> Given instruction: Below is a set of records; restate each one word for word.

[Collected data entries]
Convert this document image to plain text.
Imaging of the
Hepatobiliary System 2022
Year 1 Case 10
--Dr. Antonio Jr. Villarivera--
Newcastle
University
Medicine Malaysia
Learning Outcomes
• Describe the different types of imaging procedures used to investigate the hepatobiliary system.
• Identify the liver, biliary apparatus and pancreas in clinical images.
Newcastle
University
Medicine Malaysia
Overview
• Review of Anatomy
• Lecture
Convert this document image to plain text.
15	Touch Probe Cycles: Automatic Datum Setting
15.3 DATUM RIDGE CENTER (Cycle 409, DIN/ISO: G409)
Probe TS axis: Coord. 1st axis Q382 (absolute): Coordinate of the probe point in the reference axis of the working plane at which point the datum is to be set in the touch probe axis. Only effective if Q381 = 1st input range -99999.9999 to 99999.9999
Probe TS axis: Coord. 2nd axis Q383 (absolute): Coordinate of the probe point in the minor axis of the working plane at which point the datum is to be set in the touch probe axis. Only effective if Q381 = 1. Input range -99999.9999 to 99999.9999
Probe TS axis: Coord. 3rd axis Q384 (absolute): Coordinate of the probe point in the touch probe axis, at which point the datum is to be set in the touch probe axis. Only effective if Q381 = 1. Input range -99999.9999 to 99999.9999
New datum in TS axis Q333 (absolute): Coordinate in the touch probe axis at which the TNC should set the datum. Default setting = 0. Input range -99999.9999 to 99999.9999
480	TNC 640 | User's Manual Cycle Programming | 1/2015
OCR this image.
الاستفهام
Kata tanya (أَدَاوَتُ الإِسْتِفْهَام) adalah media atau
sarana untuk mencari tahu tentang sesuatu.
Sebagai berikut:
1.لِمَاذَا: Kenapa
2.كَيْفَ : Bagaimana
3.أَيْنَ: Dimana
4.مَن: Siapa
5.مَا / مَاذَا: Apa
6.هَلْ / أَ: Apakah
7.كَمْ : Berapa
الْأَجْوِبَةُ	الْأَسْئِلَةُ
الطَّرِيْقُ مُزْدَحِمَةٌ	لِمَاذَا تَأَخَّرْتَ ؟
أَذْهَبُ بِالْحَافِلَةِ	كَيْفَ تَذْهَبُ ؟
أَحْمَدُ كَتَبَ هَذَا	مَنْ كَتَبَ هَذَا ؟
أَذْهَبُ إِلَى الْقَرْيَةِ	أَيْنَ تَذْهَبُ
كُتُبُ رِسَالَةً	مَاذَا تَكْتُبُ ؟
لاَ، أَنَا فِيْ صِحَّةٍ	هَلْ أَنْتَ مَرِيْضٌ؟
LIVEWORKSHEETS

> Complete response:
Convert this document image to plain text.
Imaging of the
Hepatobiliary System 2022
Year 1 Case 10
--Dr. Antonio Jr. Villarivera--
Newcastle
University
Medicine Malaysia
Learning Outcomes
• Describe the different types of imaging procedures used to investigate the hepatobiliary system.
• Identify the liver, biliary apparatus and pancreas in clinical images.
Newcastle
University
Medicine Malaysia
Overview
• Review of Anatomy
• Lecture
Convert this document image to plain text.
15	Touch Probe Cycles: Automatic Datum Setting
15.3 DATUM RIDGE CENTER (Cycle 409, DIN/ISO: G409)
Probe TS axis: Coord. 1st axis Q382 (absolute): Coordinate of the probe point in the reference axis of the working plane at which point the datum is to be set in the touch probe axis. Only effective if Q381 = 1st input range -99999.9999 to 99999.9999
Probe TS axis: Coord. 2nd axis Q383 (absolute): Coordinate of the probe point in the minor axis of the working plane at which point the datum is to be set in the touch probe axis. Only effective if Q381 = 1. Input range -99999.9999 to 99999.9999
Probe TS axis: Coord. 3rd axis Q384 (absolute): Coordinate of the probe point in the touch probe axis, at which point the datum is to be set in the touch probe axis. Only effective if Q381 = 1. Input range -99999.9999 to 99999.9999
New datum in TS axis Q333 (absolute): Coordinate in the touch probe axis at which the TNC should set the datum. Default setting = 0. Input range -99999.9999 to 99999.9999
480	TNC 640 | User's Manual Cycle Programming | 1/2015
OCR this image.
الاستفهام
Kata tanya (أَدَاوَتُ الإِسْتِفْهَام) adalah media atau
sarana untuk mencari tahu tentang sesuatu.
Sebagai berikut:
1.لِمَاذَا: Kenapa
2.كَيْفَ : Bagaimana
3.أَيْنَ: Dimana
4.مَن: Siapa
5.مَا / مَاذَا: Apa
6.هَلْ / أَ: Apakah
7.كَمْ : Berapa
الْأَجْوِبَةُ	الْأَسْئِلَةُ
الطَّرِيْقُ مُزْدَحِمَةٌ	لِمَاذَا تَأَخَّرْتَ ؟
أَذْهَبُ بِالْحَافِلَةِ	كَيْفَ تَذْهَبُ ؟
أَحْمَدُ كَتَبَ هَذَا	مَنْ كَتَبَ هَذَا ؟
أَذْهَبُ إِلَى الْقَرْيَةِ	أَيْنَ تَذْهَبُ
كُتُبُ رِسَالَةً	مَاذَا تَكْتُبُ ؟
لاَ، أَنَا فِيْ صِحَّةٍ	هَلْ أَنْتَ مَرِيْضٌ؟
LIVEWORKSHEETS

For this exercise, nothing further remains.